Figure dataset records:
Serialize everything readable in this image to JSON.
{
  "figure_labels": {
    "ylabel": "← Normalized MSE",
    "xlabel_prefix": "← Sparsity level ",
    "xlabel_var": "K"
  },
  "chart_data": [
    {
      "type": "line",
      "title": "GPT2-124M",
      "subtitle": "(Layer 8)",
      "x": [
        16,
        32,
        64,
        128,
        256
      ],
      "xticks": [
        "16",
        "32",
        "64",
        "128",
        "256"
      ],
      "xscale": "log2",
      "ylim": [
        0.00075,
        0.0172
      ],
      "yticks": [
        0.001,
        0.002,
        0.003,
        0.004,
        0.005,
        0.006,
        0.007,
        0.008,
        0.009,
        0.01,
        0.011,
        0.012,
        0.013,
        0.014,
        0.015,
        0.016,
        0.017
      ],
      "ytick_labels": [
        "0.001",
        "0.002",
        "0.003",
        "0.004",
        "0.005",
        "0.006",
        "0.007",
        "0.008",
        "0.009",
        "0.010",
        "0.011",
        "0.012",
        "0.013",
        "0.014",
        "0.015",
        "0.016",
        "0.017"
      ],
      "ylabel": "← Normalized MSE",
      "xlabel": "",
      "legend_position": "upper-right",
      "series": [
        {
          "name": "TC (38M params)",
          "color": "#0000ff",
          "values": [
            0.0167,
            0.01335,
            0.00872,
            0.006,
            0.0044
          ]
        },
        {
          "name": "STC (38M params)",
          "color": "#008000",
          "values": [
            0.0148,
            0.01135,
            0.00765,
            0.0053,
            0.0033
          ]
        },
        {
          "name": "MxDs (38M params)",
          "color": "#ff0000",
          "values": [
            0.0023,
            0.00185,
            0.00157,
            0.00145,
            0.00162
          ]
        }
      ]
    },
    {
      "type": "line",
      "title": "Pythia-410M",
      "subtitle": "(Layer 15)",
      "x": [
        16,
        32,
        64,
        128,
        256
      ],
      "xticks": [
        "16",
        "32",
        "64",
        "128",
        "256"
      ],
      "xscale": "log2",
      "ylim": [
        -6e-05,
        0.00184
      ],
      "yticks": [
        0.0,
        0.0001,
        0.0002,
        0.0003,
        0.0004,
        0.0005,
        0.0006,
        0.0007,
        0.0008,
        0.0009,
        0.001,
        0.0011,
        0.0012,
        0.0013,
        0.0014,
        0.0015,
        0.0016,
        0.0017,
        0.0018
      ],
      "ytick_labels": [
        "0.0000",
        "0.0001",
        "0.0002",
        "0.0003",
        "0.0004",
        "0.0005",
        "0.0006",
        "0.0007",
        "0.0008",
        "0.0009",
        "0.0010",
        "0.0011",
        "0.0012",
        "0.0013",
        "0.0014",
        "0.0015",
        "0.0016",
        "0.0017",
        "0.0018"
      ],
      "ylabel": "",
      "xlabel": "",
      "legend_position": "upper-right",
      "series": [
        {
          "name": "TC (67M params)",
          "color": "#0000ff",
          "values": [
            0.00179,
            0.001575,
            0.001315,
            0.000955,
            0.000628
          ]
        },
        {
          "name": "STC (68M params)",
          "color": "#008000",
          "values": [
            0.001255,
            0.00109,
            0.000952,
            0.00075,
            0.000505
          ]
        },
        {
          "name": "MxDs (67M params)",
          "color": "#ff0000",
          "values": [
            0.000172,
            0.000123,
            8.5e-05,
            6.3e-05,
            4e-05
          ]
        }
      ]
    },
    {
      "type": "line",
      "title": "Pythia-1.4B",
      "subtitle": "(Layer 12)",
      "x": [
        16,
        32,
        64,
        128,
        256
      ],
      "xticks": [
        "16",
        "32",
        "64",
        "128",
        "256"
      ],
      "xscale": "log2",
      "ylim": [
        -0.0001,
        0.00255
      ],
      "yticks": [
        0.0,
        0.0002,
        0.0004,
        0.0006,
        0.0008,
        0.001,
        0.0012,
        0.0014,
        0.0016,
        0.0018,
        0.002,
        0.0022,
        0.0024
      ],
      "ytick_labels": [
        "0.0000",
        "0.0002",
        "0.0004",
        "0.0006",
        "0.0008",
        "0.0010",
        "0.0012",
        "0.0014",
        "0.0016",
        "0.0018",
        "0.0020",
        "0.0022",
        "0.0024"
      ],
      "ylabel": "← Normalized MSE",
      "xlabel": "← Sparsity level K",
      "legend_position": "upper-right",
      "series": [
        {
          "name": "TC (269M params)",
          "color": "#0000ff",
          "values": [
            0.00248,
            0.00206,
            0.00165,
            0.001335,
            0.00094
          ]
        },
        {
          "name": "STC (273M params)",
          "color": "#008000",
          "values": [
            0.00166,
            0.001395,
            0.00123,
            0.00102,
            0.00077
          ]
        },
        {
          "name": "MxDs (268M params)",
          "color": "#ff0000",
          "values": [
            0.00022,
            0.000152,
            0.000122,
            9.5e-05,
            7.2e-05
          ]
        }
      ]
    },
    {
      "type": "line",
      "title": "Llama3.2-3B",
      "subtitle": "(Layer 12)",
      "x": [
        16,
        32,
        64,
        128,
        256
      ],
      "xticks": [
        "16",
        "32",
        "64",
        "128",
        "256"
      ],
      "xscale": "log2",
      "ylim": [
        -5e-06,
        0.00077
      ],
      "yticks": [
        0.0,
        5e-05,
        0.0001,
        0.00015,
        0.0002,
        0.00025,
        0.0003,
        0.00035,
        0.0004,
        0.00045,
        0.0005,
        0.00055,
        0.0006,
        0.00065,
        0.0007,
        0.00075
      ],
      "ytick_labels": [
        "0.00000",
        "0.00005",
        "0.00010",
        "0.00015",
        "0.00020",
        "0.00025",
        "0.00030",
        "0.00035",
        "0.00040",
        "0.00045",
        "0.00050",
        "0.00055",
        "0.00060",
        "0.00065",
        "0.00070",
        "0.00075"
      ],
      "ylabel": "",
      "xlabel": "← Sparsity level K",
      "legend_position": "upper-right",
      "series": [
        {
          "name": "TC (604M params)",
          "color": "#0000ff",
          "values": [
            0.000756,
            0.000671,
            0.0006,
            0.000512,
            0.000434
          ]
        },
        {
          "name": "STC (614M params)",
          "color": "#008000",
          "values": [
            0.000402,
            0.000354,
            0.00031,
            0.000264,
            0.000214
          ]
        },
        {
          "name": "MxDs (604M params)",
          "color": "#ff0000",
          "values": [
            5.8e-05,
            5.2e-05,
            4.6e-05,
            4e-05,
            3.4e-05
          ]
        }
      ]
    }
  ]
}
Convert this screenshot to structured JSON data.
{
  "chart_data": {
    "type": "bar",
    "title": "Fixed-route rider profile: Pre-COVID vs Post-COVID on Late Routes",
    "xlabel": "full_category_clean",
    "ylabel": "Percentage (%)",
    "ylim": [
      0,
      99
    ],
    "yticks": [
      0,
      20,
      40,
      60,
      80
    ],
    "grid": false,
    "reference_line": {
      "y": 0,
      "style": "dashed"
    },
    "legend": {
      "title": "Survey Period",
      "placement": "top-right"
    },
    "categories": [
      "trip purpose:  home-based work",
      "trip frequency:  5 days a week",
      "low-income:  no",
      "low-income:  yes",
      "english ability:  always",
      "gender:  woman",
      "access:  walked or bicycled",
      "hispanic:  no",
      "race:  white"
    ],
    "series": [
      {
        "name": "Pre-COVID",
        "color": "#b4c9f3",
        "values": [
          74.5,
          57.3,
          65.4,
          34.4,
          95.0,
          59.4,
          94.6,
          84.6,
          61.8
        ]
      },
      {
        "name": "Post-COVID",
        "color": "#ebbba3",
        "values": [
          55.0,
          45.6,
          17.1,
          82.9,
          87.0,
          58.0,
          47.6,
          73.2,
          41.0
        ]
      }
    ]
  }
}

Request: All of the records must be repeated exactly.

Exercise answer:
Serialize everything readable in this image to JSON.
{
  "figure_labels": {
    "ylabel": "← Normalized MSE",
    "xlabel_prefix": "← Sparsity level ",
    "xlabel_var": "K"
  },
  "chart_data": [
    {
      "type": "line",
      "title": "GPT2-124M",
      "subtitle": "(Layer 8)",
      "x": [
        16,
        32,
        64,
        128,
        256
      ],
      "xticks": [
        "16",
        "32",
        "64",
        "128",
        "256"
      ],
      "xscale": "log2",
      "ylim": [
        0.00075,
        0.0172
      ],
      "yticks": [
        0.001,
        0.002,
        0.003,
        0.004,
        0.005,
        0.006,
        0.007,
        0.008,
        0.009,
        0.01,
        0.011,
        0.012,
        0.013,
        0.014,
        0.015,
        0.016,
        0.017
      ],
      "ytick_labels": [
        "0.001",
        "0.002",
        "0.003",
        "0.004",
        "0.005",
        "0.006",
        "0.007",
        "0.008",
        "0.009",
        "0.010",
        "0.011",
        "0.012",
        "0.013",
        "0.014",
        "0.015",
        "0.016",
        "0.017"
      ],
      "ylabel": "← Normalized MSE",
      "xlabel": "",
      "legend_position": "upper-right",
      "series": [
        {
          "name": "TC (38M params)",
          "color": "#0000ff",
          "values": [
            0.0167,
            0.01335,
            0.00872,
            0.006,
            0.0044
          ]
        },
        {
          "name": "STC (38M params)",
          "color": "#008000",
          "values": [
            0.0148,
            0.01135,
            0.00765,
            0.0053,
            0.0033
          ]
        },
        {
          "name": "MxDs (38M params)",
          "color": "#ff0000",
          "values": [
            0.0023,
            0.00185,
            0.00157,
            0.00145,
            0.00162
          ]
        }
      ]
    },
    {
      "type": "line",
      "title": "Pythia-410M",
      "subtitle": "(Layer 15)",
      "x": [
        16,
        32,
        64,
        128,
        256
      ],
      "xticks": [
        "16",
        "32",
        "64",
        "128",
        "256"
      ],
      "xscale": "log2",
      "ylim": [
        -6e-05,
        0.00184
      ],
      "yticks": [
        0.0,
        0.0001,
        0.0002,
        0.0003,
        0.0004,
        0.0005,
        0.0006,
        0.0007,
        0.0008,
        0.0009,
        0.001,
        0.0011,
        0.0012,
        0.0013,
        0.0014,
        0.0015,
        0.0016,
        0.0017,
        0.0018
      ],
      "ytick_labels": [
        "0.0000",
        "0.0001",
        "0.0002",
        "0.0003",
        "0.0004",
        "0.0005",
        "0.0006",
        "0.0007",
        "0.0008",
        "0.0009",
        "0.0010",
        "0.0011",
        "0.0012",
        "0.0013",
        "0.0014",
        "0.0015",
        "0.0016",
        "0.0017",
        "0.0018"
      ],
      "ylabel": "",
      "xlabel": "",
      "legend_position": "upper-right",
      "series": [
        {
          "name": "TC (67M params)",
          "color": "#0000ff",
          "values": [
            0.00179,
            0.001575,
            0.001315,
            0.000955,
            0.000628
          ]
        },
        {
          "name": "STC (68M params)",
          "color": "#008000",
          "values": [
            0.001255,
            0.00109,
            0.000952,
            0.00075,
            0.000505
          ]
        },
        {
          "name": "MxDs (67M params)",
          "color": "#ff0000",
          "values": [
            0.000172,
            0.000123,
            8.5e-05,
            6.3e-05,
            4e-05
          ]
        }
      ]
    },
    {
      "type": "line",
      "title": "Pythia-1.4B",
      "subtitle": "(Layer 12)",
      "x": [
        16,
        32,
        64,
        128,
        256
      ],
      "xticks": [
        "16",
        "32",
        "64",
        "128",
        "256"
      ],
      "xscale": "log2",
      "ylim": [
        -0.0001,
        0.00255
      ],
      "yticks": [
        0.0,
        0.0002,
        0.0004,
        0.0006,
        0.0008,
        0.001,
        0.0012,
        0.0014,
        0.0016,
        0.0018,
        0.002,
        0.0022,
        0.0024
      ],
      "ytick_labels": [
        "0.0000",
        "0.0002",
        "0.0004",
        "0.0006",
        "0.0008",
        "0.0010",
        "0.0012",
        "0.0014",
        "0.0016",
        "0.0018",
        "0.0020",
        "0.0022",
        "0.0024"
      ],
      "ylabel": "← Normalized MSE",
      "xlabel": "← Sparsity level K",
      "legend_position": "upper-right",
      "series": [
        {
          "name": "TC (269M params)",
          "color": "#0000ff",
          "values": [
            0.00248,
            0.00206,
            0.00165,
            0.001335,
            0.00094
          ]
        },
        {
          "name": "STC (273M params)",
          "color": "#008000",
          "values": [
            0.00166,
            0.001395,
            0.00123,
            0.00102,
            0.00077
          ]
        },
        {
          "name": "MxDs (268M params)",
          "color": "#ff0000",
          "values": [
            0.00022,
            0.000152,
            0.000122,
            9.5e-05,
            7.2e-05
          ]
        }
      ]
    },
    {
      "type": "line",
      "title": "Llama3.2-3B",
      "subtitle": "(Layer 12)",
      "x": [
        16,
        32,
        64,
        128,
        256
      ],
      "xticks": [
        "16",
        "32",
        "64",
        "128",
        "256"
      ],
      "xscale": "log2",
      "ylim": [
        -5e-06,
        0.00077
      ],
      "yticks": [
        0.0,
        5e-05,
        0.0001,
        0.00015,
        0.0002,
        0.00025,
        0.0003,
        0.00035,
        0.0004,
        0.00045,
        0.0005,
        0.00055,
        0.0006,
        0.00065,
        0.0007,
        0.00075
      ],
      "ytick_labels": [
        "0.00000",
        "0.00005",
        "0.00010",
        "0.00015",
        "0.00020",
        "0.00025",
        "0.00030",
        "0.00035",
        "0.00040",
        "0.00045",
        "0.00050",
        "0.00055",
        "0.00060",
        "0.00065",
        "0.00070",
        "0.00075"
      ],
      "ylabel": "",
      "xlabel": "← Sparsity level K",
      "legend_position": "upper-right",
      "series": [
        {
          "name": "TC (604M params)",
          "color": "#0000ff",
          "values": [
            0.000756,
            0.000671,
            0.0006,
            0.000512,
            0.000434
          ]
        },
        {
          "name": "STC (614M params)",
          "color": "#008000",
          "values": [
            0.000402,
            0.000354,
            0.00031,
            0.000264,
            0.000214
          ]
        },
        {
          "name": "MxDs (604M params)",
          "color": "#ff0000",
          "values": [
            5.8e-05,
            5.2e-05,
            4.6e-05,
            4e-05,
            3.4e-05
          ]
        }
      ]
    }
  ]
}
Convert this screenshot to structured JSON data.
{
  "chart_data": {
    "type": "bar",
    "title": "Fixed-route rider profile: Pre-COVID vs Post-COVID on Late Routes",
    "xlabel": "full_category_clean",
    "ylabel": "Percentage (%)",
    "ylim": [
      0,
      99
    ],
    "yticks": [
      0,
      20,
      40,
      60,
      80
    ],
    "grid": false,
    "reference_line": {
      "y": 0,
      "style": "dashed"
    },
    "legend": {
      "title": "Survey Period",
      "placement": "top-right"
    },
    "categories": [
      "trip purpose:  home-based work",
      "trip frequency:  5 days a week",
      "low-income:  no",
      "low-income:  yes",
      "english ability:  always",
      "gender:  woman",
      "access:  walked or bicycled",
      "hispanic:  no",
      "race:  white"
    ],
    "series": [
      {
        "name": "Pre-COVID",
        "color": "#b4c9f3",
        "values": [
          74.5,
          57.3,
          65.4,
          34.4,
          95.0,
          59.4,
          94.6,
          84.6,
          61.8
        ]
      },
      {
        "name": "Post-COVID",
        "color": "#ebbba3",
        "values": [
          55.0,
          45.6,
          17.1,
          82.9,
          87.0,
          58.0,
          47.6,
          73.2,
          41.0
        ]
      }
    ]
  }
}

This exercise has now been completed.